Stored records
--*--

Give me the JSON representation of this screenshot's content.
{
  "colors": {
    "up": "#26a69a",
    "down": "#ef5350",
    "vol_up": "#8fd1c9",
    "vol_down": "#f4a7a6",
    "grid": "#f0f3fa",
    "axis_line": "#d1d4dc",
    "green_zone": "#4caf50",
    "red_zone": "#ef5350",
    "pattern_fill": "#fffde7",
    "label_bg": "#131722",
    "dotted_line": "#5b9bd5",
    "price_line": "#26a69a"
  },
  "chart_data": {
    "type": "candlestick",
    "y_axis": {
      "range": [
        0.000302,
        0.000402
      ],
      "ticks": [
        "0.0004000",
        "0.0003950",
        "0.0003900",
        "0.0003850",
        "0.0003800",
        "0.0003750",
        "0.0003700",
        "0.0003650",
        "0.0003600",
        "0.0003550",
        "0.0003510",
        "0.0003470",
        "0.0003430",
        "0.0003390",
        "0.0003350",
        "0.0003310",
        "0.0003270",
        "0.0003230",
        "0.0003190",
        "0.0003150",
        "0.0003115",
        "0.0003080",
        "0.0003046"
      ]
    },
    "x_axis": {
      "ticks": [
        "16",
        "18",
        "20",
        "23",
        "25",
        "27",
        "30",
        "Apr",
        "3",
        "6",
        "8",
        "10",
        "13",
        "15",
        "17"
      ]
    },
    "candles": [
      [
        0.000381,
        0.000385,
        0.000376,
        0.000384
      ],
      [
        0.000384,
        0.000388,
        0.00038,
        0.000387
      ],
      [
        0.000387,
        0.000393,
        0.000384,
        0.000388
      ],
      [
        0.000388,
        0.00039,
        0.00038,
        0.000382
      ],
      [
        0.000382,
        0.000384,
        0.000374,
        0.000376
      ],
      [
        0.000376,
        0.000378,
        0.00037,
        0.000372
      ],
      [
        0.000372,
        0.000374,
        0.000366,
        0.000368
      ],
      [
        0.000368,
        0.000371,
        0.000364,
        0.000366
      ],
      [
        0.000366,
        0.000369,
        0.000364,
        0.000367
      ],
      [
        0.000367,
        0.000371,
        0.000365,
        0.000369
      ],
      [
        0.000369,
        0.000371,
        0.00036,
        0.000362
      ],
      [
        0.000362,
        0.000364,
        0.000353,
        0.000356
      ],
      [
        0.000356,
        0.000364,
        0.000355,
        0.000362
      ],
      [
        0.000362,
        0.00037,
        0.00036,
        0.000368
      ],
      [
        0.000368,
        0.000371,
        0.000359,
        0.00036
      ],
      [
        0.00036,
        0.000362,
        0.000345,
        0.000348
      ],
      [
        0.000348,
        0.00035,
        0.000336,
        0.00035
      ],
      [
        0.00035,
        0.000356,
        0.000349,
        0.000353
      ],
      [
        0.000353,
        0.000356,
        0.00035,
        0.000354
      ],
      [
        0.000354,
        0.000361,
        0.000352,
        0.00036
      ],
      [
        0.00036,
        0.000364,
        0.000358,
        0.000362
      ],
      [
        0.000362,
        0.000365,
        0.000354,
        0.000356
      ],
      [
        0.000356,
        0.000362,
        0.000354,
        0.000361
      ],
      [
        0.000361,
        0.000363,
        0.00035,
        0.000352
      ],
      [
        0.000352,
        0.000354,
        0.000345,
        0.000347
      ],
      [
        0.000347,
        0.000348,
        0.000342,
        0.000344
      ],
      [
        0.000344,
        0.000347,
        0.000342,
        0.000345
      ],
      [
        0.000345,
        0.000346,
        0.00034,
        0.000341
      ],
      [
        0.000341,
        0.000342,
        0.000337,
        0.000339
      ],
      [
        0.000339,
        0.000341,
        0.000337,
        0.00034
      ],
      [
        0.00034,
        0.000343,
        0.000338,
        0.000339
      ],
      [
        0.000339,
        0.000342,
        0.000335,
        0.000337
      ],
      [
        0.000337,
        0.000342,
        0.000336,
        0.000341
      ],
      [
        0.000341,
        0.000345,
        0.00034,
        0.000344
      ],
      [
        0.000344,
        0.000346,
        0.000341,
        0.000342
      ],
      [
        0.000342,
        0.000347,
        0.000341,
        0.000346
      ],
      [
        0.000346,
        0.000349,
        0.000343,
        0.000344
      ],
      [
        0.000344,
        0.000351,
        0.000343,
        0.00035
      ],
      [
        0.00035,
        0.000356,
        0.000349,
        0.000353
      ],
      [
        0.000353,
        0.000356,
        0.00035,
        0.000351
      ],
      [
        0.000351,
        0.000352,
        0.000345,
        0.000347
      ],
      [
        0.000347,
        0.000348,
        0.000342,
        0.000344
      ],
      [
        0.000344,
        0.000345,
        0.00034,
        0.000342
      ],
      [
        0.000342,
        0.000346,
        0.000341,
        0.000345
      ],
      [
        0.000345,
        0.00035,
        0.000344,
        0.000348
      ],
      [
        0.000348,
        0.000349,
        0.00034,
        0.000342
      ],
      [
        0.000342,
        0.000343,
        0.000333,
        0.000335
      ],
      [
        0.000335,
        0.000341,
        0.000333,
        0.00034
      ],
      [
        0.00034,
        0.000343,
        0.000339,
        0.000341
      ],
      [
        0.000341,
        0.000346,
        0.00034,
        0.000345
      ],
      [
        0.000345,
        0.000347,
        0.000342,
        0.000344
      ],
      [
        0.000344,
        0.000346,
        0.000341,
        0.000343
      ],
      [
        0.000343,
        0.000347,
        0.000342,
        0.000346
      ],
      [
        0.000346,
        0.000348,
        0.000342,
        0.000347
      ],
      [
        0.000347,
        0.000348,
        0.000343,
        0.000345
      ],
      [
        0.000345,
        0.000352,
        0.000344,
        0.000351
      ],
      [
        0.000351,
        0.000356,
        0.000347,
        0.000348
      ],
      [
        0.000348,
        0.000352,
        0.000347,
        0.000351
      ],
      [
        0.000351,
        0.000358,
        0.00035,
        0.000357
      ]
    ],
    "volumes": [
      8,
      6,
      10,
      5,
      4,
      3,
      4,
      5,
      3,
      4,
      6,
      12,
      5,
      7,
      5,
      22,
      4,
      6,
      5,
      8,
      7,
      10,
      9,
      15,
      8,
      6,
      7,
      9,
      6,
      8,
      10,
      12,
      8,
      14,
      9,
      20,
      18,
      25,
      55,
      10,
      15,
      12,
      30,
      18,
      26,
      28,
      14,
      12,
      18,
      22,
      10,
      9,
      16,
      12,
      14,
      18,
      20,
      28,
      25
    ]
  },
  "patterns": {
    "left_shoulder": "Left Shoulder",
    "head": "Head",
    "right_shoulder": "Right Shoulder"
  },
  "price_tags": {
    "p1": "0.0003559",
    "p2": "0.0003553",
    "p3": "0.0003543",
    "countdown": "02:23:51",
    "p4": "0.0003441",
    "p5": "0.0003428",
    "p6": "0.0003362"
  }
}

--*--

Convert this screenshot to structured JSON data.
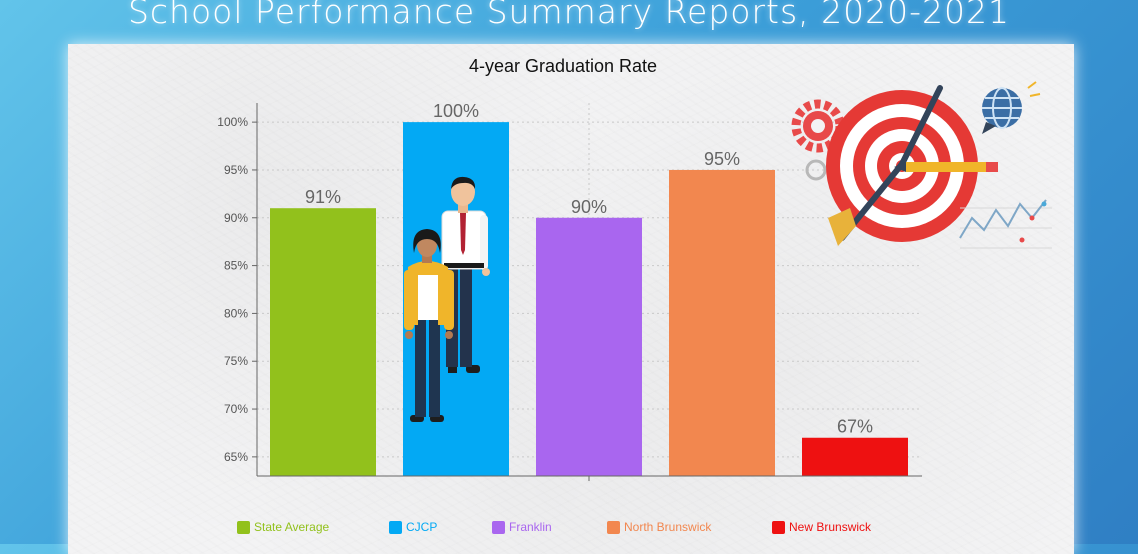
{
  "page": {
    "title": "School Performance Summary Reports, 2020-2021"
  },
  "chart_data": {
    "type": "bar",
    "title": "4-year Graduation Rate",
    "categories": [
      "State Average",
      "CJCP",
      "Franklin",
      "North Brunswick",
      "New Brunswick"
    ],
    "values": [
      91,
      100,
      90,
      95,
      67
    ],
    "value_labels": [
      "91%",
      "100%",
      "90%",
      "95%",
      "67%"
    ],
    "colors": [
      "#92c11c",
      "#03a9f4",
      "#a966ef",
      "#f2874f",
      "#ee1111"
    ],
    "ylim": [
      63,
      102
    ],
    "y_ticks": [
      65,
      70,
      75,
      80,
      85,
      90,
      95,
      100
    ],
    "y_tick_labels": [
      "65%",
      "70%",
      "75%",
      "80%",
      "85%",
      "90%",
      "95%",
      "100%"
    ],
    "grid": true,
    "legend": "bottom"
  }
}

--*--

Gather all lines from the listing above in which "JSON" occurs.

Give me the JSON representation of this screenshot's content.
Convert this screenshot to structured JSON data.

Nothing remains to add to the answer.